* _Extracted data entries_
==============================

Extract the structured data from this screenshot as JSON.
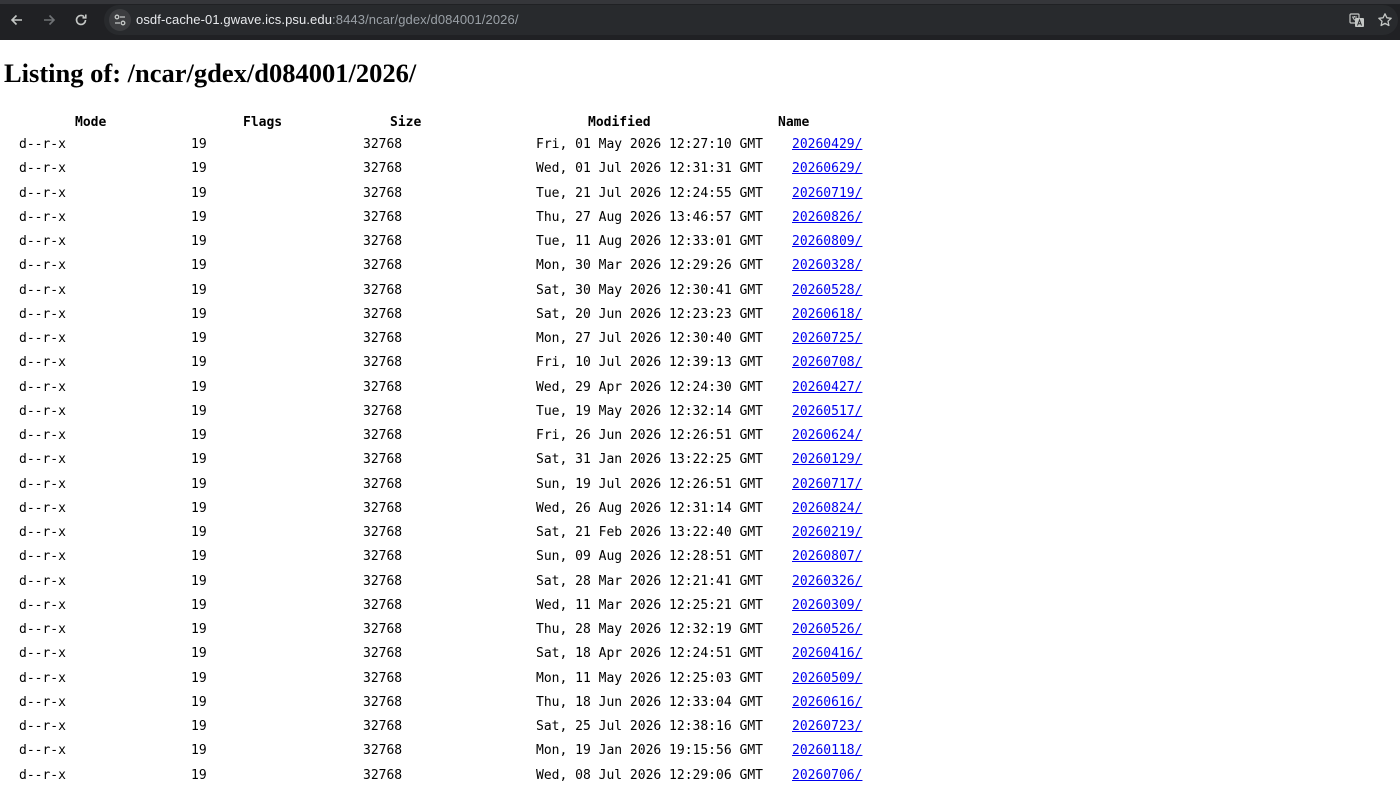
{
  "browser": {
    "url_host": "osdf-cache-01.gwave.ics.psu.edu",
    "url_path": ":8443/ncar/gdex/d084001/2026/",
    "back_icon": "arrow-left-icon",
    "forward_icon": "arrow-right-icon",
    "reload_icon": "reload-icon",
    "site_info_icon": "tune-icon",
    "translate_icon": "translate-icon",
    "bookmark_icon": "star-icon",
    "colors": {
      "chrome": "#202124",
      "omnibox": "#282a2d",
      "link": "#0000ee"
    }
  },
  "page": {
    "title": "Listing of: /ncar/gdex/d084001/2026/",
    "headers": {
      "mode": "Mode",
      "flags": "Flags",
      "size": "Size",
      "modified": "Modified",
      "name": "Name"
    },
    "rows": [
      {
        "mode": "d--r-x",
        "flags": "19",
        "size": "32768",
        "modified": "Fri, 01 May 2026 12:27:10 GMT",
        "name": "20260429/"
      },
      {
        "mode": "d--r-x",
        "flags": "19",
        "size": "32768",
        "modified": "Wed, 01 Jul 2026 12:31:31 GMT",
        "name": "20260629/"
      },
      {
        "mode": "d--r-x",
        "flags": "19",
        "size": "32768",
        "modified": "Tue, 21 Jul 2026 12:24:55 GMT",
        "name": "20260719/"
      },
      {
        "mode": "d--r-x",
        "flags": "19",
        "size": "32768",
        "modified": "Thu, 27 Aug 2026 13:46:57 GMT",
        "name": "20260826/"
      },
      {
        "mode": "d--r-x",
        "flags": "19",
        "size": "32768",
        "modified": "Tue, 11 Aug 2026 12:33:01 GMT",
        "name": "20260809/"
      },
      {
        "mode": "d--r-x",
        "flags": "19",
        "size": "32768",
        "modified": "Mon, 30 Mar 2026 12:29:26 GMT",
        "name": "20260328/"
      },
      {
        "mode": "d--r-x",
        "flags": "19",
        "size": "32768",
        "modified": "Sat, 30 May 2026 12:30:41 GMT",
        "name": "20260528/"
      },
      {
        "mode": "d--r-x",
        "flags": "19",
        "size": "32768",
        "modified": "Sat, 20 Jun 2026 12:23:23 GMT",
        "name": "20260618/"
      },
      {
        "mode": "d--r-x",
        "flags": "19",
        "size": "32768",
        "modified": "Mon, 27 Jul 2026 12:30:40 GMT",
        "name": "20260725/"
      },
      {
        "mode": "d--r-x",
        "flags": "19",
        "size": "32768",
        "modified": "Fri, 10 Jul 2026 12:39:13 GMT",
        "name": "20260708/"
      },
      {
        "mode": "d--r-x",
        "flags": "19",
        "size": "32768",
        "modified": "Wed, 29 Apr 2026 12:24:30 GMT",
        "name": "20260427/"
      },
      {
        "mode": "d--r-x",
        "flags": "19",
        "size": "32768",
        "modified": "Tue, 19 May 2026 12:32:14 GMT",
        "name": "20260517/"
      },
      {
        "mode": "d--r-x",
        "flags": "19",
        "size": "32768",
        "modified": "Fri, 26 Jun 2026 12:26:51 GMT",
        "name": "20260624/"
      },
      {
        "mode": "d--r-x",
        "flags": "19",
        "size": "32768",
        "modified": "Sat, 31 Jan 2026 13:22:25 GMT",
        "name": "20260129/"
      },
      {
        "mode": "d--r-x",
        "flags": "19",
        "size": "32768",
        "modified": "Sun, 19 Jul 2026 12:26:51 GMT",
        "name": "20260717/"
      },
      {
        "mode": "d--r-x",
        "flags": "19",
        "size": "32768",
        "modified": "Wed, 26 Aug 2026 12:31:14 GMT",
        "name": "20260824/"
      },
      {
        "mode": "d--r-x",
        "flags": "19",
        "size": "32768",
        "modified": "Sat, 21 Feb 2026 13:22:40 GMT",
        "name": "20260219/"
      },
      {
        "mode": "d--r-x",
        "flags": "19",
        "size": "32768",
        "modified": "Sun, 09 Aug 2026 12:28:51 GMT",
        "name": "20260807/"
      },
      {
        "mode": "d--r-x",
        "flags": "19",
        "size": "32768",
        "modified": "Sat, 28 Mar 2026 12:21:41 GMT",
        "name": "20260326/"
      },
      {
        "mode": "d--r-x",
        "flags": "19",
        "size": "32768",
        "modified": "Wed, 11 Mar 2026 12:25:21 GMT",
        "name": "20260309/"
      },
      {
        "mode": "d--r-x",
        "flags": "19",
        "size": "32768",
        "modified": "Thu, 28 May 2026 12:32:19 GMT",
        "name": "20260526/"
      },
      {
        "mode": "d--r-x",
        "flags": "19",
        "size": "32768",
        "modified": "Sat, 18 Apr 2026 12:24:51 GMT",
        "name": "20260416/"
      },
      {
        "mode": "d--r-x",
        "flags": "19",
        "size": "32768",
        "modified": "Mon, 11 May 2026 12:25:03 GMT",
        "name": "20260509/"
      },
      {
        "mode": "d--r-x",
        "flags": "19",
        "size": "32768",
        "modified": "Thu, 18 Jun 2026 12:33:04 GMT",
        "name": "20260616/"
      },
      {
        "mode": "d--r-x",
        "flags": "19",
        "size": "32768",
        "modified": "Sat, 25 Jul 2026 12:38:16 GMT",
        "name": "20260723/"
      },
      {
        "mode": "d--r-x",
        "flags": "19",
        "size": "32768",
        "modified": "Mon, 19 Jan 2026 19:15:56 GMT",
        "name": "20260118/"
      },
      {
        "mode": "d--r-x",
        "flags": "19",
        "size": "32768",
        "modified": "Wed, 08 Jul 2026 12:29:06 GMT",
        "name": "20260706/"
      }
    ]
  }
}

==============================

* _Short task_
Transcribe the records verbatim and omit the images.

* _Written solution_
Extract the structured data from this screenshot as JSON.
{
  "browser": {
    "url_host": "osdf-cache-01.gwave.ics.psu.edu",
    "url_path": ":8443/ncar/gdex/d084001/2026/",
    "back_icon": "arrow-left-icon",
    "forward_icon": "arrow-right-icon",
    "reload_icon": "reload-icon",
    "site_info_icon": "tune-icon",
    "translate_icon": "translate-icon",
    "bookmark_icon": "star-icon",
    "colors": {
      "chrome": "#202124",
      "omnibox": "#282a2d",
      "link": "#0000ee"
    }
  },
  "page": {
    "title": "Listing of: /ncar/gdex/d084001/2026/",
    "headers": {
      "mode": "Mode",
      "flags": "Flags",
      "size": "Size",
      "modified": "Modified",
      "name": "Name"
    },
    "rows": [
      {
        "mode": "d--r-x",
        "flags": "19",
        "size": "32768",
        "modified": "Fri, 01 May 2026 12:27:10 GMT",
        "name": "20260429/"
      },
      {
        "mode": "d--r-x",
        "flags": "19",
        "size": "32768",
        "modified": "Wed, 01 Jul 2026 12:31:31 GMT",
        "name": "20260629/"
      },
      {
        "mode": "d--r-x",
        "flags": "19",
        "size": "32768",
        "modified": "Tue, 21 Jul 2026 12:24:55 GMT",
        "name": "20260719/"
      },
      {
        "mode": "d--r-x",
        "flags": "19",
        "size": "32768",
        "modified": "Thu, 27 Aug 2026 13:46:57 GMT",
        "name": "20260826/"
      },
      {
        "mode": "d--r-x",
        "flags": "19",
        "size": "32768",
        "modified": "Tue, 11 Aug 2026 12:33:01 GMT",
        "name": "20260809/"
      },
      {
        "mode": "d--r-x",
        "flags": "19",
        "size": "32768",
        "modified": "Mon, 30 Mar 2026 12:29:26 GMT",
        "name": "20260328/"
      },
      {
        "mode": "d--r-x",
        "flags": "19",
        "size": "32768",
        "modified": "Sat, 30 May 2026 12:30:41 GMT",
        "name": "20260528/"
      },
      {
        "mode": "d--r-x",
        "flags": "19",
        "size": "32768",
        "modified": "Sat, 20 Jun 2026 12:23:23 GMT",
        "name": "20260618/"
      },
      {
        "mode": "d--r-x",
        "flags": "19",
        "size": "32768",
        "modified": "Mon, 27 Jul 2026 12:30:40 GMT",
        "name": "20260725/"
      },
      {
        "mode": "d--r-x",
        "flags": "19",
        "size": "32768",
        "modified": "Fri, 10 Jul 2026 12:39:13 GMT",
        "name": "20260708/"
      },
      {
        "mode": "d--r-x",
        "flags": "19",
        "size": "32768",
        "modified": "Wed, 29 Apr 2026 12:24:30 GMT",
        "name": "20260427/"
      },
      {
        "mode": "d--r-x",
        "flags": "19",
        "size": "32768",
        "modified": "Tue, 19 May 2026 12:32:14 GMT",
        "name": "20260517/"
      },
      {
        "mode": "d--r-x",
        "flags": "19",
        "size": "32768",
        "modified": "Fri, 26 Jun 2026 12:26:51 GMT",
        "name": "20260624/"
      },
      {
        "mode": "d--r-x",
        "flags": "19",
        "size": "32768",
        "modified": "Sat, 31 Jan 2026 13:22:25 GMT",
        "name": "20260129/"
      },
      {
        "mode": "d--r-x",
        "flags": "19",
        "size": "32768",
        "modified": "Sun, 19 Jul 2026 12:26:51 GMT",
        "name": "20260717/"
      },
      {
        "mode": "d--r-x",
        "flags": "19",
        "size": "32768",
        "modified": "Wed, 26 Aug 2026 12:31:14 GMT",
        "name": "20260824/"
      },
      {
        "mode": "d--r-x",
        "flags": "19",
        "size": "32768",
        "modified": "Sat, 21 Feb 2026 13:22:40 GMT",
        "name": "20260219/"
      },
      {
        "mode": "d--r-x",
        "flags": "19",
        "size": "32768",
        "modified": "Sun, 09 Aug 2026 12:28:51 GMT",
        "name": "20260807/"
      },
      {
        "mode": "d--r-x",
        "flags": "19",
        "size": "32768",
        "modified": "Sat, 28 Mar 2026 12:21:41 GMT",
        "name": "20260326/"
      },
      {
        "mode": "d--r-x",
        "flags": "19",
        "size": "32768",
        "modified": "Wed, 11 Mar 2026 12:25:21 GMT",
        "name": "20260309/"
      },
      {
        "mode": "d--r-x",
        "flags": "19",
        "size": "32768",
        "modified": "Thu, 28 May 2026 12:32:19 GMT",
        "name": "20260526/"
      },
      {
        "mode": "d--r-x",
        "flags": "19",
        "size": "32768",
        "modified": "Sat, 18 Apr 2026 12:24:51 GMT",
        "name": "20260416/"
      },
      {
        "mode": "d--r-x",
        "flags": "19",
        "size": "32768",
        "modified": "Mon, 11 May 2026 12:25:03 GMT",
        "name": "20260509/"
      },
      {
        "mode": "d--r-x",
        "flags": "19",
        "size": "32768",
        "modified": "Thu, 18 Jun 2026 12:33:04 GMT",
        "name": "20260616/"
      },
      {
        "mode": "d--r-x",
        "flags": "19",
        "size": "32768",
        "modified": "Sat, 25 Jul 2026 12:38:16 GMT",
        "name": "20260723/"
      },
      {
        "mode": "d--r-x",
        "flags": "19",
        "size": "32768",
        "modified": "Mon, 19 Jan 2026 19:15:56 GMT",
        "name": "20260118/"
      },
      {
        "mode": "d--r-x",
        "flags": "19",
        "size": "32768",
        "modified": "Wed, 08 Jul 2026 12:29:06 GMT",
        "name": "20260706/"
      }
    ]
  }
}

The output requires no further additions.